(Dataset entries)
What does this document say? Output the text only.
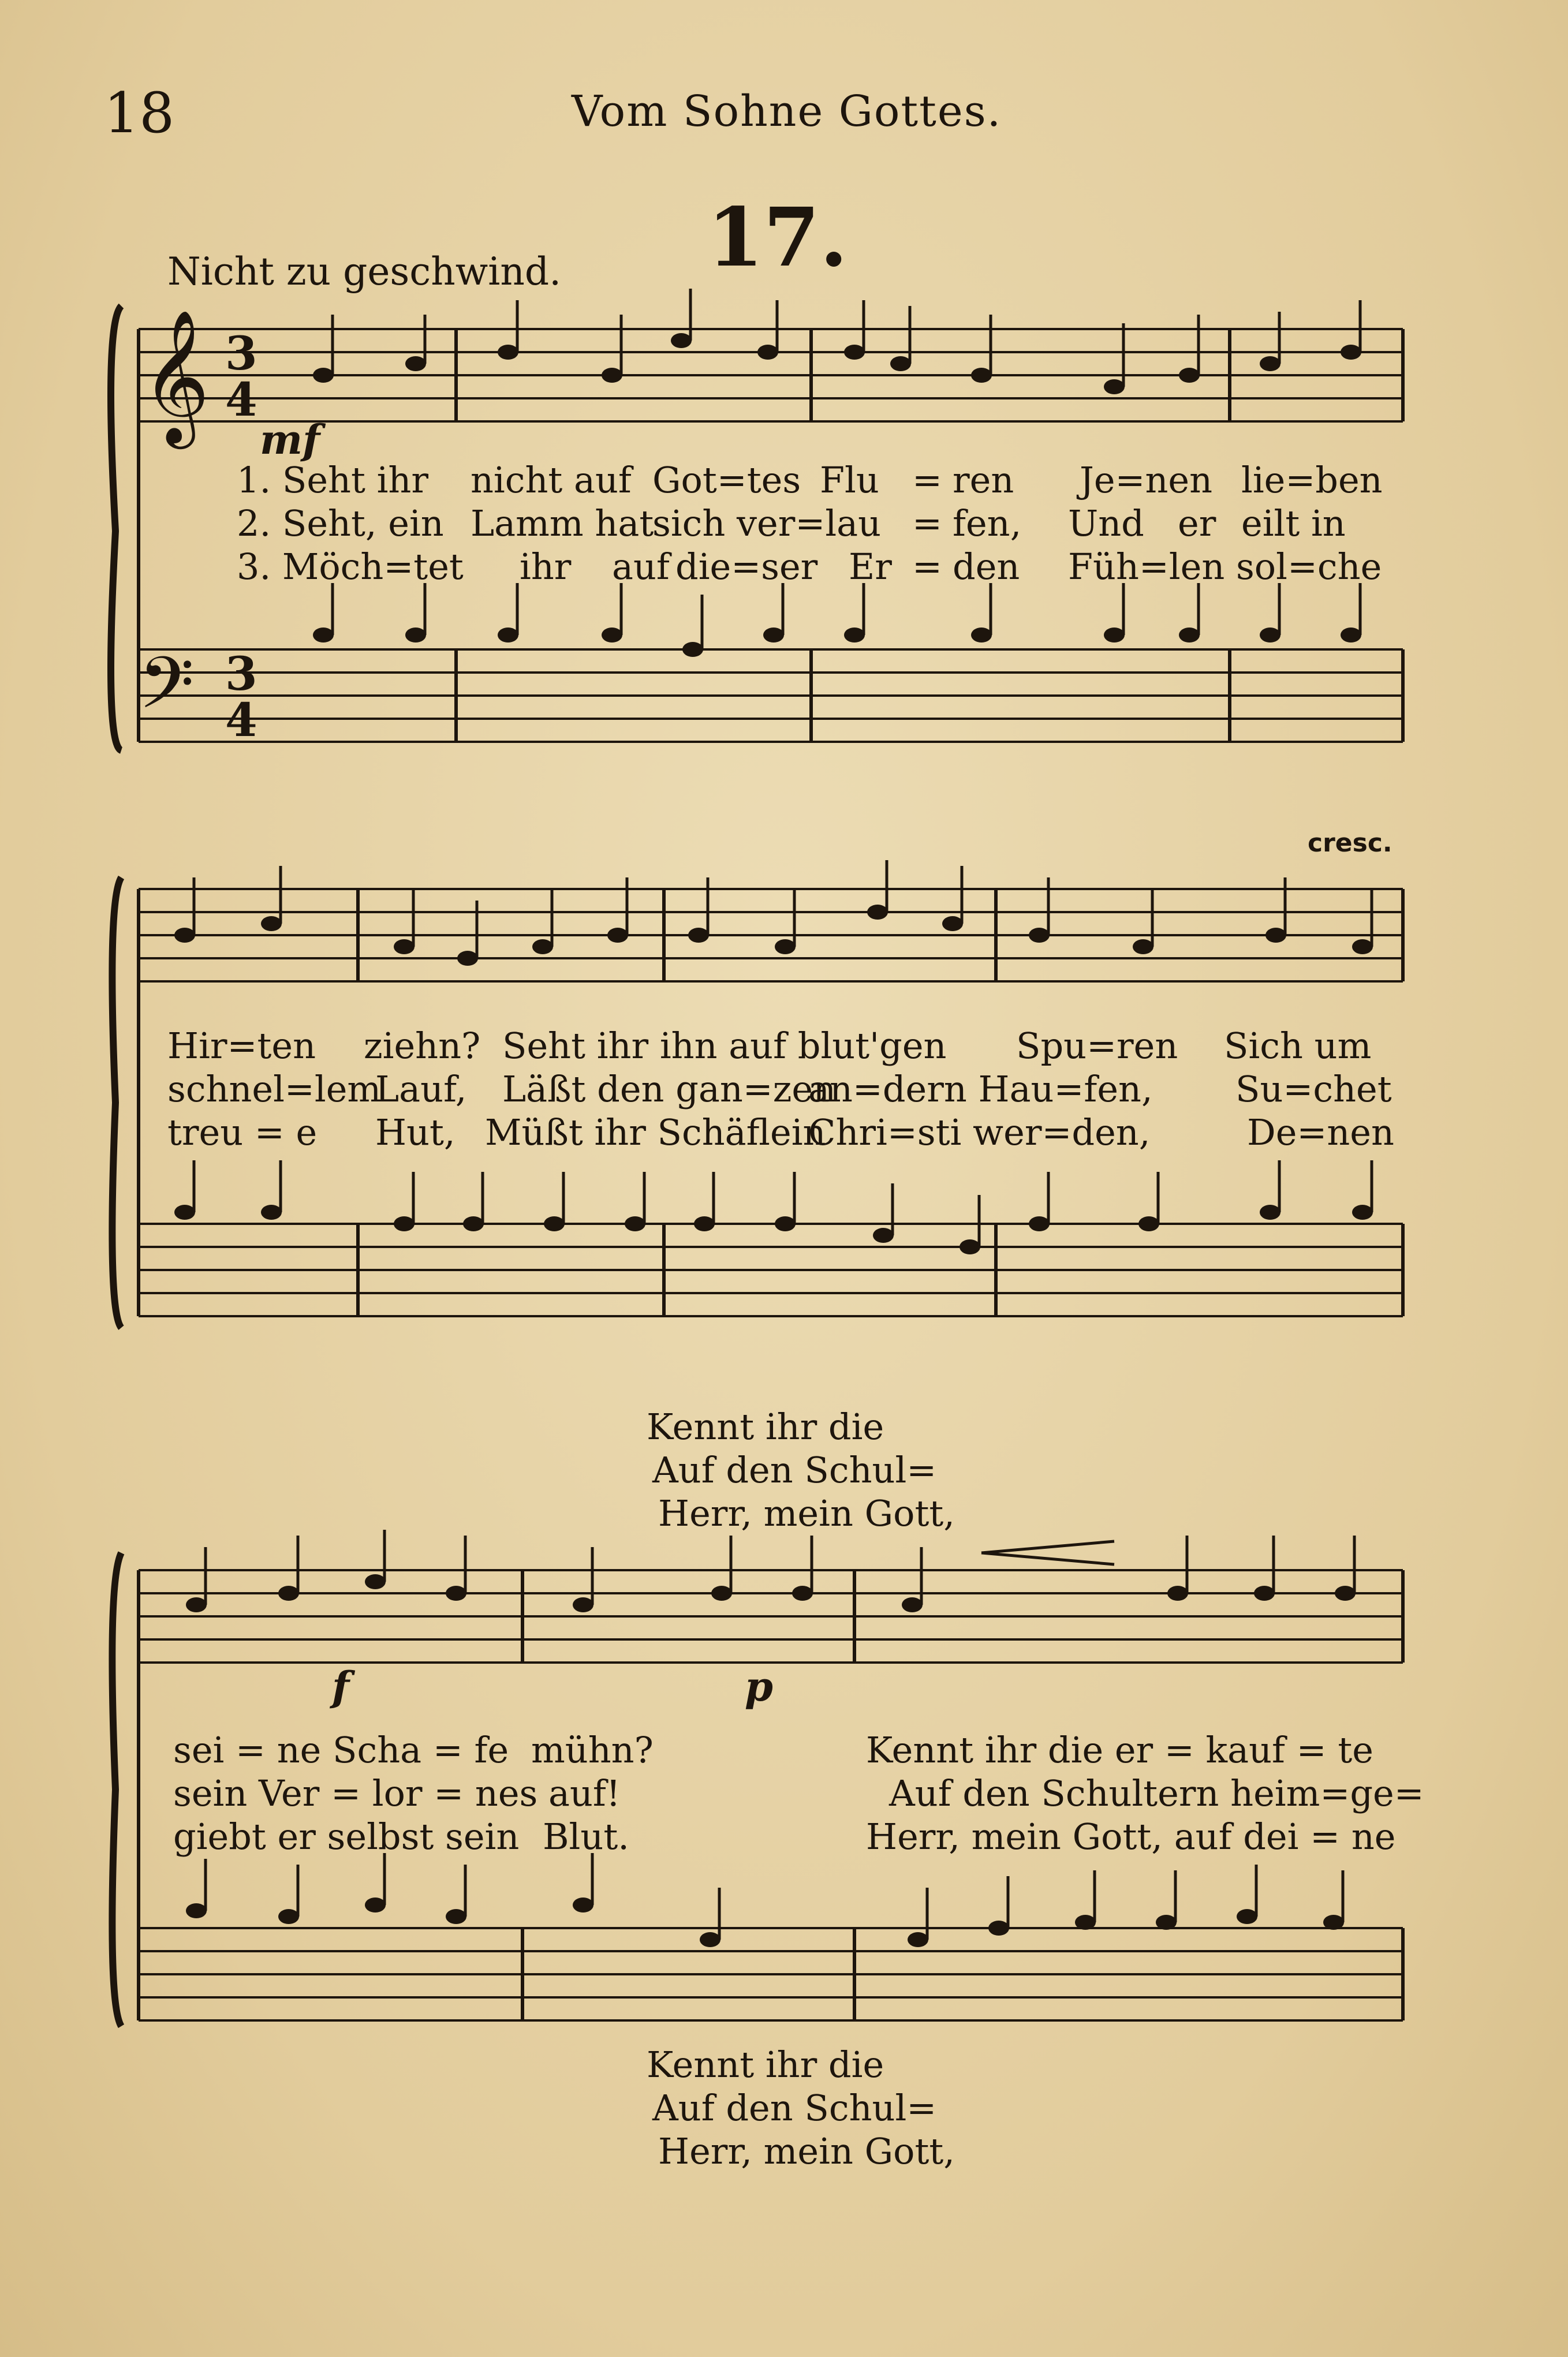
18	Vom Sohne Gottes.
17.
Nicht zu geschwind.
𝄞
𝄢
3
4
3
4
mf
cresc.
f	p
1. Seht ihr nicht auf Got=tes Flu = ren Je=nen lie=ben
2. Seht, ein Lamm hat
sich ver=lau = fen, Und er eilt in
3. Möch=tet ihr auf die=ser Er = den Füh=len sol=che
Hir=ten ziehn? Seht ihr ihn auf blut'gen Spu=ren Sich um
schnel=lem
Lauf, Läßt den gan=zen
an=dern Hau=fen, Su=chet
treu = e Hut, Müßt ihr Schäflein
Chri=sti wer=den,	De=nen
Kennt ihr die
Auf den Schul=
Herr, mein Gott,
sei = ne Scha = fe mühn?	Kennt ihr die er = kauf = te
sein Ver = lor = nes auf!	Auf den Schultern heim=ge=
giebt er selbst sein Blut.	Herr, mein Gott, auf dei = ne
Kennt ihr die
Auf den Schul=
Herr, mein Gott,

◆ Task statement ◆
Reproduce each line of the records exactly, and omit every picture.

◆ Answer to the exercise ◆
What does this document say? Output the text only.
18	Vom Sohne Gottes.
17.
Nicht zu geschwind.
𝄞
𝄢
3
4
3
4
mf
cresc.
f	p
1. Seht ihr nicht auf Got=tes Flu = ren Je=nen lie=ben
2. Seht, ein Lamm hat
sich ver=lau = fen, Und er eilt in
3. Möch=tet ihr auf die=ser Er = den Füh=len sol=che
Hir=ten ziehn? Seht ihr ihn auf blut'gen Spu=ren Sich um
schnel=lem
Lauf, Läßt den gan=zen
an=dern Hau=fen, Su=chet
treu = e Hut, Müßt ihr Schäflein
Chri=sti wer=den,	De=nen
Kennt ihr die
Auf den Schul=
Herr, mein Gott,
sei = ne Scha = fe mühn?	Kennt ihr die er = kauf = te
sein Ver = lor = nes auf!	Auf den Schultern heim=ge=
giebt er selbst sein Blut.	Herr, mein Gott, auf dei = ne
Kennt ihr die
Auf den Schul=
Herr, mein Gott,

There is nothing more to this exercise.